- Given records -

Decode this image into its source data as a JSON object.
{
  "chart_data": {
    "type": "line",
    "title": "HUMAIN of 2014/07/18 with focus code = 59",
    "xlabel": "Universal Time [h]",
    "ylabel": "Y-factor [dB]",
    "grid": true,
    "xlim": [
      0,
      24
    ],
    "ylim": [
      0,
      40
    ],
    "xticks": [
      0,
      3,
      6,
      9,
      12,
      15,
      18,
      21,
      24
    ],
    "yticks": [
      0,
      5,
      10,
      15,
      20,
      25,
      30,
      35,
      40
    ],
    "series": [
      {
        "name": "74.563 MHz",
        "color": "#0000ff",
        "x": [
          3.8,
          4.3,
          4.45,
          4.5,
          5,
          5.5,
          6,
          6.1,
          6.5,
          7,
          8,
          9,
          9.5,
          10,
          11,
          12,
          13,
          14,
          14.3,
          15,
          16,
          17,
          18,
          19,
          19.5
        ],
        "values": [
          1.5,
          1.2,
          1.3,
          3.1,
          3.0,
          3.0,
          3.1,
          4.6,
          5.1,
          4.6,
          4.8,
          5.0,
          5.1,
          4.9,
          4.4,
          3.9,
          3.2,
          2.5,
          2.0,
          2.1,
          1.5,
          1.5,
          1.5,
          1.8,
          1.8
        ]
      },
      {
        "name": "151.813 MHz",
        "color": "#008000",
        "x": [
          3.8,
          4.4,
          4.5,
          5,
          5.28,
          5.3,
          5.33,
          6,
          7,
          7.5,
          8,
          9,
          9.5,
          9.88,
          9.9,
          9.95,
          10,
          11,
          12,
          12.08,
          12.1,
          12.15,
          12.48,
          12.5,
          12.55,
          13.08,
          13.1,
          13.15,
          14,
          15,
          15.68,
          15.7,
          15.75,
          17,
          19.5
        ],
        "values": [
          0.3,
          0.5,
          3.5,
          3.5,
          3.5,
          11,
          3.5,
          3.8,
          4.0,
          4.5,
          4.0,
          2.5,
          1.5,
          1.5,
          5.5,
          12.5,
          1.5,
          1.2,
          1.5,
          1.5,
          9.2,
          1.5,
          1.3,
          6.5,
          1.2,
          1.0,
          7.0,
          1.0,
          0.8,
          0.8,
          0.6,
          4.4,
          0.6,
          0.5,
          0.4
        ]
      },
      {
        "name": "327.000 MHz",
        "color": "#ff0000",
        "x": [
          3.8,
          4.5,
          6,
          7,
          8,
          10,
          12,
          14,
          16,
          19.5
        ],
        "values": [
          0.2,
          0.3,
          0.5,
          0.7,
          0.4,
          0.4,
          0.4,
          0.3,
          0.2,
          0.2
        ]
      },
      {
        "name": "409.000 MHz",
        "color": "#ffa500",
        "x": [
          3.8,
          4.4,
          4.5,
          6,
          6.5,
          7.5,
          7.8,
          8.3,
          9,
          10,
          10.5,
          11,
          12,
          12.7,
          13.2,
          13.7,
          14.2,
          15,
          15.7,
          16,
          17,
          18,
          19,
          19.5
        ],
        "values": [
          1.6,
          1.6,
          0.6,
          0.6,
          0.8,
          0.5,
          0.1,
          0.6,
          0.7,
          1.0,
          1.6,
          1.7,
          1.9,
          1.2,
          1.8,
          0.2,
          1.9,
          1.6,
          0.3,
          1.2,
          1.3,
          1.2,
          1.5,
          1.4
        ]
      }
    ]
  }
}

- Stated exercise -
Output the entries exactly.

- Answer to this exercise -
Decode this image into its source data as a JSON object.
{
  "chart_data": {
    "type": "line",
    "title": "HUMAIN of 2014/07/18 with focus code = 59",
    "xlabel": "Universal Time [h]",
    "ylabel": "Y-factor [dB]",
    "grid": true,
    "xlim": [
      0,
      24
    ],
    "ylim": [
      0,
      40
    ],
    "xticks": [
      0,
      3,
      6,
      9,
      12,
      15,
      18,
      21,
      24
    ],
    "yticks": [
      0,
      5,
      10,
      15,
      20,
      25,
      30,
      35,
      40
    ],
    "series": [
      {
        "name": "74.563 MHz",
        "color": "#0000ff",
        "x": [
          3.8,
          4.3,
          4.45,
          4.5,
          5,
          5.5,
          6,
          6.1,
          6.5,
          7,
          8,
          9,
          9.5,
          10,
          11,
          12,
          13,
          14,
          14.3,
          15,
          16,
          17,
          18,
          19,
          19.5
        ],
        "values": [
          1.5,
          1.2,
          1.3,
          3.1,
          3.0,
          3.0,
          3.1,
          4.6,
          5.1,
          4.6,
          4.8,
          5.0,
          5.1,
          4.9,
          4.4,
          3.9,
          3.2,
          2.5,
          2.0,
          2.1,
          1.5,
          1.5,
          1.5,
          1.8,
          1.8
        ]
      },
      {
        "name": "151.813 MHz",
        "color": "#008000",
        "x": [
          3.8,
          4.4,
          4.5,
          5,
          5.28,
          5.3,
          5.33,
          6,
          7,
          7.5,
          8,
          9,
          9.5,
          9.88,
          9.9,
          9.95,
          10,
          11,
          12,
          12.08,
          12.1,
          12.15,
          12.48,
          12.5,
          12.55,
          13.08,
          13.1,
          13.15,
          14,
          15,
          15.68,
          15.7,
          15.75,
          17,
          19.5
        ],
        "values": [
          0.3,
          0.5,
          3.5,
          3.5,
          3.5,
          11,
          3.5,
          3.8,
          4.0,
          4.5,
          4.0,
          2.5,
          1.5,
          1.5,
          5.5,
          12.5,
          1.5,
          1.2,
          1.5,
          1.5,
          9.2,
          1.5,
          1.3,
          6.5,
          1.2,
          1.0,
          7.0,
          1.0,
          0.8,
          0.8,
          0.6,
          4.4,
          0.6,
          0.5,
          0.4
        ]
      },
      {
        "name": "327.000 MHz",
        "color": "#ff0000",
        "x": [
          3.8,
          4.5,
          6,
          7,
          8,
          10,
          12,
          14,
          16,
          19.5
        ],
        "values": [
          0.2,
          0.3,
          0.5,
          0.7,
          0.4,
          0.4,
          0.4,
          0.3,
          0.2,
          0.2
        ]
      },
      {
        "name": "409.000 MHz",
        "color": "#ffa500",
        "x": [
          3.8,
          4.4,
          4.5,
          6,
          6.5,
          7.5,
          7.8,
          8.3,
          9,
          10,
          10.5,
          11,
          12,
          12.7,
          13.2,
          13.7,
          14.2,
          15,
          15.7,
          16,
          17,
          18,
          19,
          19.5
        ],
        "values": [
          1.6,
          1.6,
          0.6,
          0.6,
          0.8,
          0.5,
          0.1,
          0.6,
          0.7,
          1.0,
          1.6,
          1.7,
          1.9,
          1.2,
          1.8,
          0.2,
          1.9,
          1.6,
          0.3,
          1.2,
          1.3,
          1.2,
          1.5,
          1.4
        ]
      }
    ]
  }
}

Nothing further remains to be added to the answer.